> Instructions for the task: Copy the records below exactly as they appear.

----

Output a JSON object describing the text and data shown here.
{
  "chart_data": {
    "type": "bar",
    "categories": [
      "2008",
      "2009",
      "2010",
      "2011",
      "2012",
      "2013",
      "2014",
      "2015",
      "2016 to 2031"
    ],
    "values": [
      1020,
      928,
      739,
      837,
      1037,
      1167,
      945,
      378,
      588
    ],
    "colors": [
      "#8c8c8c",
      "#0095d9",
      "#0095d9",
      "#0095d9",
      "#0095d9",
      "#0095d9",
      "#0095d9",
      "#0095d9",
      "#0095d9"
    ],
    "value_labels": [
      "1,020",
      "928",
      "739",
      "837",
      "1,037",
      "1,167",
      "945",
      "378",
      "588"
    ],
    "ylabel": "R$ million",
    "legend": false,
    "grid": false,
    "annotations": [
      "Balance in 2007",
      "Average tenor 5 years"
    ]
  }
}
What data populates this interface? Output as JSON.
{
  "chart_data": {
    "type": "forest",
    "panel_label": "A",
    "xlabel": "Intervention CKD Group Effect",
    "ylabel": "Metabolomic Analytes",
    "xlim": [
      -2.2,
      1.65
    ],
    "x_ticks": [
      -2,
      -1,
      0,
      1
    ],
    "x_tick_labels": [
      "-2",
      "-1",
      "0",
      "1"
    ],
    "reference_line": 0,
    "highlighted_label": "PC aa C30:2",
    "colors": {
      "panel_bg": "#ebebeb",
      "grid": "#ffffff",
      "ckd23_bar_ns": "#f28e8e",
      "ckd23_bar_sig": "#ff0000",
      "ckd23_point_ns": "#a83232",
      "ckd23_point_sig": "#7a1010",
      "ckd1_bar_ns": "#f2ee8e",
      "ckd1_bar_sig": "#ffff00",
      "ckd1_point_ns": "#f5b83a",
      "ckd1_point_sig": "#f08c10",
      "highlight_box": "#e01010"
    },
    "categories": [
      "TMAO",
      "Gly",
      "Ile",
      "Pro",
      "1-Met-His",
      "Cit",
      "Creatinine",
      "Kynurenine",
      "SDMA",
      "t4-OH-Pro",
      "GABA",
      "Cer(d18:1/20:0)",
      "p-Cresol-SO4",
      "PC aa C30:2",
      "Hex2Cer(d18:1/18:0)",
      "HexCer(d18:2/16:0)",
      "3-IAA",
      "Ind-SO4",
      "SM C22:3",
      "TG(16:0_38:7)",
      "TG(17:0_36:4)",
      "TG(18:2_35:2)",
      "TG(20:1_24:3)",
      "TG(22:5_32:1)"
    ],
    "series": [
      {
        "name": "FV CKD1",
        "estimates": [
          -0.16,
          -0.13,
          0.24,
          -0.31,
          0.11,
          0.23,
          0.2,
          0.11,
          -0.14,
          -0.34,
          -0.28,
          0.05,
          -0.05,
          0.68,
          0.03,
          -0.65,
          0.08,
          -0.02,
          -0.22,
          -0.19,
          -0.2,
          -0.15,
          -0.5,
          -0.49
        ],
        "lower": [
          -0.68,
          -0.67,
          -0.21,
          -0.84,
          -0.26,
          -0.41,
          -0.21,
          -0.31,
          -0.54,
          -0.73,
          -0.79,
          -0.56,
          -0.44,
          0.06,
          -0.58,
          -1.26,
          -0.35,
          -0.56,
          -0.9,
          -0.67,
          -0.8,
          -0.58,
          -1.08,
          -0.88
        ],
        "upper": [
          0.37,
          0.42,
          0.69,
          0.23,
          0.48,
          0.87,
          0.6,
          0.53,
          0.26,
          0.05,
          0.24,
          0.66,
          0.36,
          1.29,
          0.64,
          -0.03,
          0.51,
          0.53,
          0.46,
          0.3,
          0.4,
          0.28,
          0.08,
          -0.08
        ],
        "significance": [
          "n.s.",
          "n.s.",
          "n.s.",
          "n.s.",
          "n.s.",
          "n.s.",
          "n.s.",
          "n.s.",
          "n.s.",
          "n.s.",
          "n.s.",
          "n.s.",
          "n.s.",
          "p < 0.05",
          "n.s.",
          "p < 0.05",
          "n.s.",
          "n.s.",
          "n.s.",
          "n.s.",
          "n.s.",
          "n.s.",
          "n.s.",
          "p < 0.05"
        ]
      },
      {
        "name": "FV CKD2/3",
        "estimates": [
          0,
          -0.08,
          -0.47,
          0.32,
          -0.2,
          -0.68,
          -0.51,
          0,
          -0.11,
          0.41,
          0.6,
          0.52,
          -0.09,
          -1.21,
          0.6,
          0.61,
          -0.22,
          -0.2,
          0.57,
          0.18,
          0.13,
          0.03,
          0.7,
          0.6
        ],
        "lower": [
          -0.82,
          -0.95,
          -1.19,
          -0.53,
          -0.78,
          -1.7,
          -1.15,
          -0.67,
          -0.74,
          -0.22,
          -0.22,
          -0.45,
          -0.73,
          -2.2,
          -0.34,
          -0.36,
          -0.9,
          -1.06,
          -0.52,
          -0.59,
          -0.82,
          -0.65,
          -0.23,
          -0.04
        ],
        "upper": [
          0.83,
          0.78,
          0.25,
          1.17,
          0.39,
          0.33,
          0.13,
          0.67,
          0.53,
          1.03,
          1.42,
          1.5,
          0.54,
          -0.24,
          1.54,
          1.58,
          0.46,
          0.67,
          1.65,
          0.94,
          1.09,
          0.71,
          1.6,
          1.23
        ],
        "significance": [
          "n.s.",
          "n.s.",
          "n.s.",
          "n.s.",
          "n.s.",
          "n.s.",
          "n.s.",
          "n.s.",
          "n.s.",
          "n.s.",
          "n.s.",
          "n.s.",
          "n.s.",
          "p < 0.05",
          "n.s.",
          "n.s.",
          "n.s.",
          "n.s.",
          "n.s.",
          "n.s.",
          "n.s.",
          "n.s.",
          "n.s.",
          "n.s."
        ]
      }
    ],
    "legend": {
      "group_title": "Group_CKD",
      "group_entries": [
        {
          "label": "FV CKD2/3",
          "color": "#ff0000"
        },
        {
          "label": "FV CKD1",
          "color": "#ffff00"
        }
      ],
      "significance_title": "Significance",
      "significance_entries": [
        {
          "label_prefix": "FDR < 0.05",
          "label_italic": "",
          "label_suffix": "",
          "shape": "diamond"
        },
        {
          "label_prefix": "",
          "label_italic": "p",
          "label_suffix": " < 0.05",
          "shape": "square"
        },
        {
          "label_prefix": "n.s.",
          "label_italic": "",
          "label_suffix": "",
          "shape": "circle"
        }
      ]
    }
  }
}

----

> Completed task:
Output a JSON object describing the text and data shown here.
{
  "chart_data": {
    "type": "bar",
    "categories": [
      "2008",
      "2009",
      "2010",
      "2011",
      "2012",
      "2013",
      "2014",
      "2015",
      "2016 to 2031"
    ],
    "values": [
      1020,
      928,
      739,
      837,
      1037,
      1167,
      945,
      378,
      588
    ],
    "colors": [
      "#8c8c8c",
      "#0095d9",
      "#0095d9",
      "#0095d9",
      "#0095d9",
      "#0095d9",
      "#0095d9",
      "#0095d9",
      "#0095d9"
    ],
    "value_labels": [
      "1,020",
      "928",
      "739",
      "837",
      "1,037",
      "1,167",
      "945",
      "378",
      "588"
    ],
    "ylabel": "R$ million",
    "legend": false,
    "grid": false,
    "annotations": [
      "Balance in 2007",
      "Average tenor 5 years"
    ]
  }
}
What data populates this interface? Output as JSON.
{
  "chart_data": {
    "type": "forest",
    "panel_label": "A",
    "xlabel": "Intervention CKD Group Effect",
    "ylabel": "Metabolomic Analytes",
    "xlim": [
      -2.2,
      1.65
    ],
    "x_ticks": [
      -2,
      -1,
      0,
      1
    ],
    "x_tick_labels": [
      "-2",
      "-1",
      "0",
      "1"
    ],
    "reference_line": 0,
    "highlighted_label": "PC aa C30:2",
    "colors": {
      "panel_bg": "#ebebeb",
      "grid": "#ffffff",
      "ckd23_bar_ns": "#f28e8e",
      "ckd23_bar_sig": "#ff0000",
      "ckd23_point_ns": "#a83232",
      "ckd23_point_sig": "#7a1010",
      "ckd1_bar_ns": "#f2ee8e",
      "ckd1_bar_sig": "#ffff00",
      "ckd1_point_ns": "#f5b83a",
      "ckd1_point_sig": "#f08c10",
      "highlight_box": "#e01010"
    },
    "categories": [
      "TMAO",
      "Gly",
      "Ile",
      "Pro",
      "1-Met-His",
      "Cit",
      "Creatinine",
      "Kynurenine",
      "SDMA",
      "t4-OH-Pro",
      "GABA",
      "Cer(d18:1/20:0)",
      "p-Cresol-SO4",
      "PC aa C30:2",
      "Hex2Cer(d18:1/18:0)",
      "HexCer(d18:2/16:0)",
      "3-IAA",
      "Ind-SO4",
      "SM C22:3",
      "TG(16:0_38:7)",
      "TG(17:0_36:4)",
      "TG(18:2_35:2)",
      "TG(20:1_24:3)",
      "TG(22:5_32:1)"
    ],
    "series": [
      {
        "name": "FV CKD1",
        "estimates": [
          -0.16,
          -0.13,
          0.24,
          -0.31,
          0.11,
          0.23,
          0.2,
          0.11,
          -0.14,
          -0.34,
          -0.28,
          0.05,
          -0.05,
          0.68,
          0.03,
          -0.65,
          0.08,
          -0.02,
          -0.22,
          -0.19,
          -0.2,
          -0.15,
          -0.5,
          -0.49
        ],
        "lower": [
          -0.68,
          -0.67,
          -0.21,
          -0.84,
          -0.26,
          -0.41,
          -0.21,
          -0.31,
          -0.54,
          -0.73,
          -0.79,
          -0.56,
          -0.44,
          0.06,
          -0.58,
          -1.26,
          -0.35,
          -0.56,
          -0.9,
          -0.67,
          -0.8,
          -0.58,
          -1.08,
          -0.88
        ],
        "upper": [
          0.37,
          0.42,
          0.69,
          0.23,
          0.48,
          0.87,
          0.6,
          0.53,
          0.26,
          0.05,
          0.24,
          0.66,
          0.36,
          1.29,
          0.64,
          -0.03,
          0.51,
          0.53,
          0.46,
          0.3,
          0.4,
          0.28,
          0.08,
          -0.08
        ],
        "significance": [
          "n.s.",
          "n.s.",
          "n.s.",
          "n.s.",
          "n.s.",
          "n.s.",
          "n.s.",
          "n.s.",
          "n.s.",
          "n.s.",
          "n.s.",
          "n.s.",
          "n.s.",
          "p < 0.05",
          "n.s.",
          "p < 0.05",
          "n.s.",
          "n.s.",
          "n.s.",
          "n.s.",
          "n.s.",
          "n.s.",
          "n.s.",
          "p < 0.05"
        ]
      },
      {
        "name": "FV CKD2/3",
        "estimates": [
          0,
          -0.08,
          -0.47,
          0.32,
          -0.2,
          -0.68,
          -0.51,
          0,
          -0.11,
          0.41,
          0.6,
          0.52,
          -0.09,
          -1.21,
          0.6,
          0.61,
          -0.22,
          -0.2,
          0.57,
          0.18,
          0.13,
          0.03,
          0.7,
          0.6
        ],
        "lower": [
          -0.82,
          -0.95,
          -1.19,
          -0.53,
          -0.78,
          -1.7,
          -1.15,
          -0.67,
          -0.74,
          -0.22,
          -0.22,
          -0.45,
          -0.73,
          -2.2,
          -0.34,
          -0.36,
          -0.9,
          -1.06,
          -0.52,
          -0.59,
          -0.82,
          -0.65,
          -0.23,
          -0.04
        ],
        "upper": [
          0.83,
          0.78,
          0.25,
          1.17,
          0.39,
          0.33,
          0.13,
          0.67,
          0.53,
          1.03,
          1.42,
          1.5,
          0.54,
          -0.24,
          1.54,
          1.58,
          0.46,
          0.67,
          1.65,
          0.94,
          1.09,
          0.71,
          1.6,
          1.23
        ],
        "significance": [
          "n.s.",
          "n.s.",
          "n.s.",
          "n.s.",
          "n.s.",
          "n.s.",
          "n.s.",
          "n.s.",
          "n.s.",
          "n.s.",
          "n.s.",
          "n.s.",
          "n.s.",
          "p < 0.05",
          "n.s.",
          "n.s.",
          "n.s.",
          "n.s.",
          "n.s.",
          "n.s.",
          "n.s.",
          "n.s.",
          "n.s.",
          "n.s."
        ]
      }
    ],
    "legend": {
      "group_title": "Group_CKD",
      "group_entries": [
        {
          "label": "FV CKD2/3",
          "color": "#ff0000"
        },
        {
          "label": "FV CKD1",
          "color": "#ffff00"
        }
      ],
      "significance_title": "Significance",
      "significance_entries": [
        {
          "label_prefix": "FDR < 0.05",
          "label_italic": "",
          "label_suffix": "",
          "shape": "diamond"
        },
        {
          "label_prefix": "",
          "label_italic": "p",
          "label_suffix": " < 0.05",
          "shape": "square"
        },
        {
          "label_prefix": "n.s.",
          "label_italic": "",
          "label_suffix": "",
          "shape": "circle"
        }
      ]
    }
  }
}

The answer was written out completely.